#### EXERCISE DIRECTIONS
Count how many lines hold the string "detached", and give only that number.

**** THE DATA

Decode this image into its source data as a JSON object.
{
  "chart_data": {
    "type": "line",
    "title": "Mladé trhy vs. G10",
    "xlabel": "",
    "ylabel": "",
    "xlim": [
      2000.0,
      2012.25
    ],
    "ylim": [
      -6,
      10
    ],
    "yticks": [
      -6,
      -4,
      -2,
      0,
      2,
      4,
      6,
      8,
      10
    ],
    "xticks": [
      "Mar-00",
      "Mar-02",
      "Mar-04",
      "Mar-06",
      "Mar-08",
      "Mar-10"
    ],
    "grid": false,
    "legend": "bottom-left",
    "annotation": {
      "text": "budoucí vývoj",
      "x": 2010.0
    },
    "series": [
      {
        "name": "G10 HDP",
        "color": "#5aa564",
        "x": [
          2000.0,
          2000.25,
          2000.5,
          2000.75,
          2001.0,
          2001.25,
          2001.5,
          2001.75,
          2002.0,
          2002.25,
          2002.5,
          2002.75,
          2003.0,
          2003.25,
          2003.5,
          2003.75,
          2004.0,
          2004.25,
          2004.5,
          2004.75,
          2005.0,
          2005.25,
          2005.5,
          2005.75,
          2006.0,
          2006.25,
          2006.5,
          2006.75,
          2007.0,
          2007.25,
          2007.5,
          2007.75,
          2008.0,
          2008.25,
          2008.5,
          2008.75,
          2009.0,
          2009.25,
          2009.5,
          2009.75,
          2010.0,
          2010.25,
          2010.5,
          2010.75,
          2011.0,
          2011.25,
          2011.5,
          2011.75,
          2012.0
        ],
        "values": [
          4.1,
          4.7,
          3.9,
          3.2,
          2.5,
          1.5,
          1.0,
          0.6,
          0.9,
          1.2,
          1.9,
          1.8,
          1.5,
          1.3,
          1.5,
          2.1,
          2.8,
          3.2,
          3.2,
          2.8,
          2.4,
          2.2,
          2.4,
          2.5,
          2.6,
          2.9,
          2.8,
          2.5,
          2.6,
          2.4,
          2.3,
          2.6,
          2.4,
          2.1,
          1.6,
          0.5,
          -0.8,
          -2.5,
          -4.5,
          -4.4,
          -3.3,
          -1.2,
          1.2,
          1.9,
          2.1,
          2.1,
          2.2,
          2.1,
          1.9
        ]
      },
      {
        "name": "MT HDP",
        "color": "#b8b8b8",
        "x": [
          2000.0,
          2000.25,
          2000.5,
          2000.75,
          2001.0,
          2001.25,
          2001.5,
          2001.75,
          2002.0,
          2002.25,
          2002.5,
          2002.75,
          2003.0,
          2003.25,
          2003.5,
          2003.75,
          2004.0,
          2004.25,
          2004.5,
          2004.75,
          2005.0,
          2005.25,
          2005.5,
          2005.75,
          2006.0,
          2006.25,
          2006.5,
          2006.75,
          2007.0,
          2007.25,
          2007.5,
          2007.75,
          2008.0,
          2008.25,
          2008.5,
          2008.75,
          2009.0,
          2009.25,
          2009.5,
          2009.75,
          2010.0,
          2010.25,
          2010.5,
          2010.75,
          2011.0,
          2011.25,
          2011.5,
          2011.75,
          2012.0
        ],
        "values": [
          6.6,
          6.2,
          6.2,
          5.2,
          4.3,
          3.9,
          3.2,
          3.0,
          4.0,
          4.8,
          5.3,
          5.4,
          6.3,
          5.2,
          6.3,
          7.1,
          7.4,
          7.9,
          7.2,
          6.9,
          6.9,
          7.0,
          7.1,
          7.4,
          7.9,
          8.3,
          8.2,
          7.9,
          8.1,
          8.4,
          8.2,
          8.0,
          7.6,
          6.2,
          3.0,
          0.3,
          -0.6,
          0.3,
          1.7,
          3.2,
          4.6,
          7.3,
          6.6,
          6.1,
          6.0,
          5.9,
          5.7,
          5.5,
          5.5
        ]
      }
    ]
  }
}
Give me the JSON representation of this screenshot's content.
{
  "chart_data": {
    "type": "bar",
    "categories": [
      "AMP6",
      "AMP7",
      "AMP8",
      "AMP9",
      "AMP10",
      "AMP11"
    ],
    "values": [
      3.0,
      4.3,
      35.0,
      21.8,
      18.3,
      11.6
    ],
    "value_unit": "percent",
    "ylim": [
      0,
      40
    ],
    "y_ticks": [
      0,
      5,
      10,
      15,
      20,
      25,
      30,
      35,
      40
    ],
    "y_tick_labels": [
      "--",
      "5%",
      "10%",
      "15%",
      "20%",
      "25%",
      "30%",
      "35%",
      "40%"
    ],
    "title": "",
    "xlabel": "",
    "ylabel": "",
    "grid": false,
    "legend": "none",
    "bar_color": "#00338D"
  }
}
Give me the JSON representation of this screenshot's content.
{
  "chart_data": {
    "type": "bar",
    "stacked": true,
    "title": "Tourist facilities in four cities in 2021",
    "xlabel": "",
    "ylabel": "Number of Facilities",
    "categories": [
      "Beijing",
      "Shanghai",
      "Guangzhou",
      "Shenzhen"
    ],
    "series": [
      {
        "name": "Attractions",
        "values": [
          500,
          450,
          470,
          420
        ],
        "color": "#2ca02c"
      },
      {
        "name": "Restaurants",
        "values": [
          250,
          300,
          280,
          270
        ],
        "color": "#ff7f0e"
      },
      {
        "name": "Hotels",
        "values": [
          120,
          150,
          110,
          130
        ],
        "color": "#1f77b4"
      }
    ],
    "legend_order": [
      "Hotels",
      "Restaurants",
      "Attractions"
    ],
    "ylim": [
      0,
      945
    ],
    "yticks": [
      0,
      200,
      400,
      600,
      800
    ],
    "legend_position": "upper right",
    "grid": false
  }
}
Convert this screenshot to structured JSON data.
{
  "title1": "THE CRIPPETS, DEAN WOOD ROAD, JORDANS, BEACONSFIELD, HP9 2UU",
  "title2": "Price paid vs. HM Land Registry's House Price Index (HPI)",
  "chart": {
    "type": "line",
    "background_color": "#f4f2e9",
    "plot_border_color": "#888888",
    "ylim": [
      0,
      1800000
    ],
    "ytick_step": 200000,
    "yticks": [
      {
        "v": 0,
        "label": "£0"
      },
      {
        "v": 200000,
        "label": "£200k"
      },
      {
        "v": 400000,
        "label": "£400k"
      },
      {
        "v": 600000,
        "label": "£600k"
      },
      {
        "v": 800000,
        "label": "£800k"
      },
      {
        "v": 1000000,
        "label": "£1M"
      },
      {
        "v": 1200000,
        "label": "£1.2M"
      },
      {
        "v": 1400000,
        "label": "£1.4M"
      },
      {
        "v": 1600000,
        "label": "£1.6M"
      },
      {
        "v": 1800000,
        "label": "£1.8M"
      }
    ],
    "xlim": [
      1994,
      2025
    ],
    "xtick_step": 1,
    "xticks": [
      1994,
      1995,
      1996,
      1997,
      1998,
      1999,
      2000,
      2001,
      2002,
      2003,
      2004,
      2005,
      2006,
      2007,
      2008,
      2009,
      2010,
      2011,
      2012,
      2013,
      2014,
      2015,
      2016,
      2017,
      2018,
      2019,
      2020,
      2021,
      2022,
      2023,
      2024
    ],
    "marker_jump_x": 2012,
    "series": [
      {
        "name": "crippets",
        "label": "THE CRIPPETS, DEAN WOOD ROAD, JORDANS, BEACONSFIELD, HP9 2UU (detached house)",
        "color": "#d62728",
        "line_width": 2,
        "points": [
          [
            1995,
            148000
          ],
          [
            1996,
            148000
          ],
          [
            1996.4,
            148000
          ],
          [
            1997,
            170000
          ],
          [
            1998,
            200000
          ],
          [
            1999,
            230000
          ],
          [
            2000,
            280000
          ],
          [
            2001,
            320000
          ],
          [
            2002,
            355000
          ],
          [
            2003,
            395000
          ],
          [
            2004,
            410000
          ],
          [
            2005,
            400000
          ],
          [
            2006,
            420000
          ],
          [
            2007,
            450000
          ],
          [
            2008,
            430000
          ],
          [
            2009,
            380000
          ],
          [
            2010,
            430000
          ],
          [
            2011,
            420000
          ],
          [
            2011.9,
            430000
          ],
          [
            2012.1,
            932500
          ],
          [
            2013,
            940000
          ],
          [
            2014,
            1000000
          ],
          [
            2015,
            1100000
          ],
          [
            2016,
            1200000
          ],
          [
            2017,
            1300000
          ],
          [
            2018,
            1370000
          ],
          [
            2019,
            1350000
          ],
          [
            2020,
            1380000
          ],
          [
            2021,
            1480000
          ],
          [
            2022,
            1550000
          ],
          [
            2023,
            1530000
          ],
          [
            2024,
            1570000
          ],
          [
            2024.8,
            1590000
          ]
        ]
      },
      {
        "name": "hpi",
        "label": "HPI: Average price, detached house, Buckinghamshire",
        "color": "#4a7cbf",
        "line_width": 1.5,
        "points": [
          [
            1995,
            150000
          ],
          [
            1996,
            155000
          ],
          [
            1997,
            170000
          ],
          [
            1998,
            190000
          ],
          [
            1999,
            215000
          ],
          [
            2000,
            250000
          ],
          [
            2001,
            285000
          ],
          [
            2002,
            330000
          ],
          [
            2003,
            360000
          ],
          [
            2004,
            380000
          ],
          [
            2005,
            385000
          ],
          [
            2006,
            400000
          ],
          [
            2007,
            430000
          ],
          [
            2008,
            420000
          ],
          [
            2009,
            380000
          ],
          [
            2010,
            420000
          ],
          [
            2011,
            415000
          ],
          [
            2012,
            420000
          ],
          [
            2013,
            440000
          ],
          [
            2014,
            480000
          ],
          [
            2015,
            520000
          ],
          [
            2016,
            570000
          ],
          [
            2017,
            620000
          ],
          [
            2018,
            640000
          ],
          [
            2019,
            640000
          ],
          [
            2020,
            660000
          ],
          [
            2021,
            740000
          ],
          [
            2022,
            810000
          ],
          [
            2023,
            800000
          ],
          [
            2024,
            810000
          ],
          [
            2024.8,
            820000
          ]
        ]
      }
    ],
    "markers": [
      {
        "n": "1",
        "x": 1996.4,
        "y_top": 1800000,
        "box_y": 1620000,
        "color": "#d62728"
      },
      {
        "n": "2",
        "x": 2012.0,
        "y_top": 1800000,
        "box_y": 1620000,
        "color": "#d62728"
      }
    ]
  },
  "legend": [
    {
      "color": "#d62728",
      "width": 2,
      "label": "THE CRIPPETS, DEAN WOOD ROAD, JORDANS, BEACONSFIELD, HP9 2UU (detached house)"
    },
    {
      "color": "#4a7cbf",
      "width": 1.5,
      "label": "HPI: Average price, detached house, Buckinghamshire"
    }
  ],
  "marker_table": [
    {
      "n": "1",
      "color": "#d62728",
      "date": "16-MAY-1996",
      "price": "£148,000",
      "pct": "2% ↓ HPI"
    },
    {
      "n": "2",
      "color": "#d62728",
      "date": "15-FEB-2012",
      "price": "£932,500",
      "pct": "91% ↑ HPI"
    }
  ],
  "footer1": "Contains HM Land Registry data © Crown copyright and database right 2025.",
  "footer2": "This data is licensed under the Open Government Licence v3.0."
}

********

#### SOLUTION
4